>>>

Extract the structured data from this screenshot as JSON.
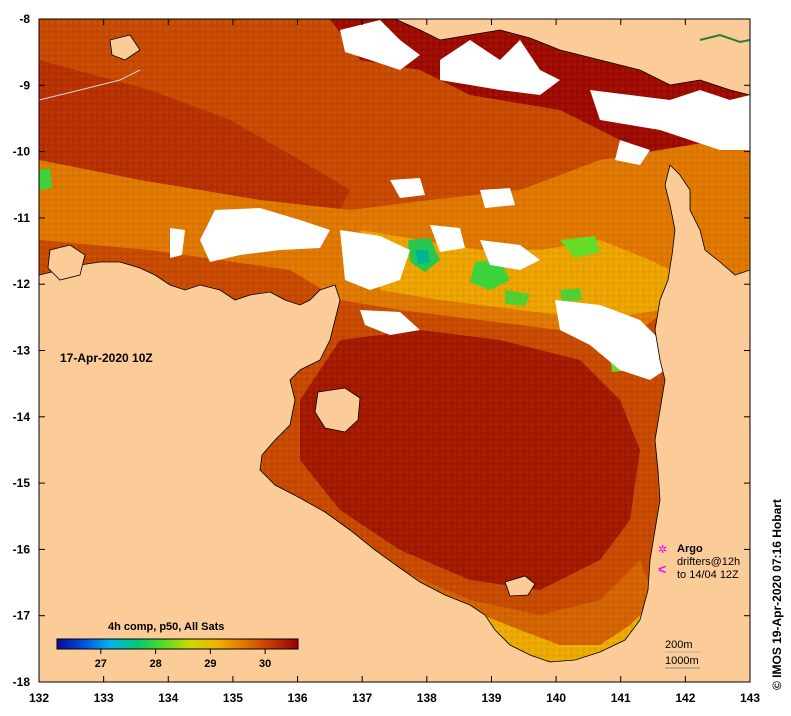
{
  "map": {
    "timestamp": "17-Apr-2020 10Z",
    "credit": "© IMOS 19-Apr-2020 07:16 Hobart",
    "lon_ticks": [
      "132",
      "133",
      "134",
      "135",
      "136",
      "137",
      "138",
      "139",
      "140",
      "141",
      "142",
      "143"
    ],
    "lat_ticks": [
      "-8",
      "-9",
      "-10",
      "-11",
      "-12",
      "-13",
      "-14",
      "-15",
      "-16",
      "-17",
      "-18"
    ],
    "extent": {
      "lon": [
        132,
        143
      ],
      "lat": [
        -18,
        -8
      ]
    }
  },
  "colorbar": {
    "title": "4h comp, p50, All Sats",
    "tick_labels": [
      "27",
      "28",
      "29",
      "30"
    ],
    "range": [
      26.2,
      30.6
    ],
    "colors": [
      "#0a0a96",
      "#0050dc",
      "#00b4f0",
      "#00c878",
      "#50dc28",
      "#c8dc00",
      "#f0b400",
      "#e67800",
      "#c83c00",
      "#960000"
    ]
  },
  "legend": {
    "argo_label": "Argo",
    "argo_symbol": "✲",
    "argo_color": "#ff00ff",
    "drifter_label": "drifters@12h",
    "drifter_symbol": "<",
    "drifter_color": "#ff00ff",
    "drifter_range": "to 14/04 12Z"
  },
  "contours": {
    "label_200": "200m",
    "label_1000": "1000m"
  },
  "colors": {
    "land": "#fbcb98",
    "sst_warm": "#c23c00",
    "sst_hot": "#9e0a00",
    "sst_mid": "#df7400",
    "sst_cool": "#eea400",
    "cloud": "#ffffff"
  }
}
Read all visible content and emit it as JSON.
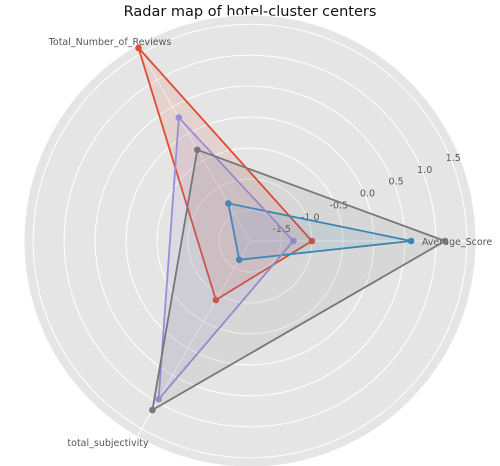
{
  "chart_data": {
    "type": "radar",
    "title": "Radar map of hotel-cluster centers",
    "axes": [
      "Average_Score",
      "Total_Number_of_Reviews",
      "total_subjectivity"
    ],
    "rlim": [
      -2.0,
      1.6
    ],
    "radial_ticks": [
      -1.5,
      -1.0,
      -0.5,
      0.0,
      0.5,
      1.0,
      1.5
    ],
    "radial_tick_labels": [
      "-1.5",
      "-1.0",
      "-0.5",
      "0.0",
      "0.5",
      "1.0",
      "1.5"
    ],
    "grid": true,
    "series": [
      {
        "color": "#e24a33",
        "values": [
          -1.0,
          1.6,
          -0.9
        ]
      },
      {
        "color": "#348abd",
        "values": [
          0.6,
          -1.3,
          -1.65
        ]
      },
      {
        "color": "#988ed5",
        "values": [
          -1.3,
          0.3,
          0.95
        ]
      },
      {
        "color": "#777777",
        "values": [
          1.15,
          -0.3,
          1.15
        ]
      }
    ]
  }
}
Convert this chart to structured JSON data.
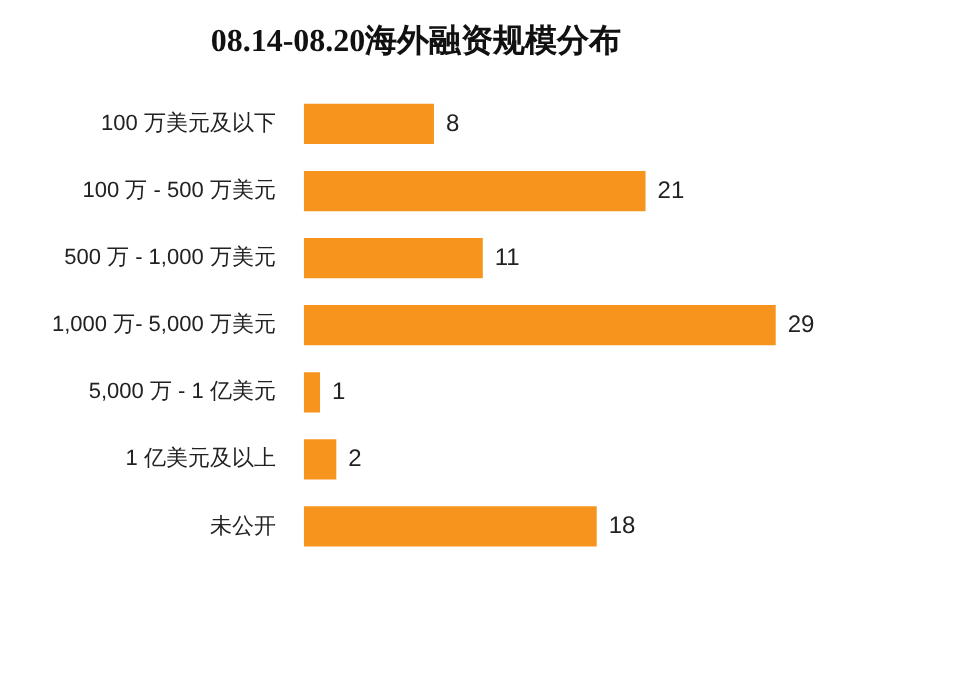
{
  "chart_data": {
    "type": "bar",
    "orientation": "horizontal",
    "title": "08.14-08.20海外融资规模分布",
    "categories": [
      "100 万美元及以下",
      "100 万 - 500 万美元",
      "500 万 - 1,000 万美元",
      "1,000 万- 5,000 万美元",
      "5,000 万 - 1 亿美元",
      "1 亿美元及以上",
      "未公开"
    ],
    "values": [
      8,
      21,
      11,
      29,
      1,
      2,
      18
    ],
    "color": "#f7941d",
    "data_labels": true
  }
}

<<<

→ Task instructions
Search the listing for the word "structured". Copy every line in which it occurs.

→ Exercise response
Extract the structured data from this screenshot as JSON.
Convert this chart to structured JSON data.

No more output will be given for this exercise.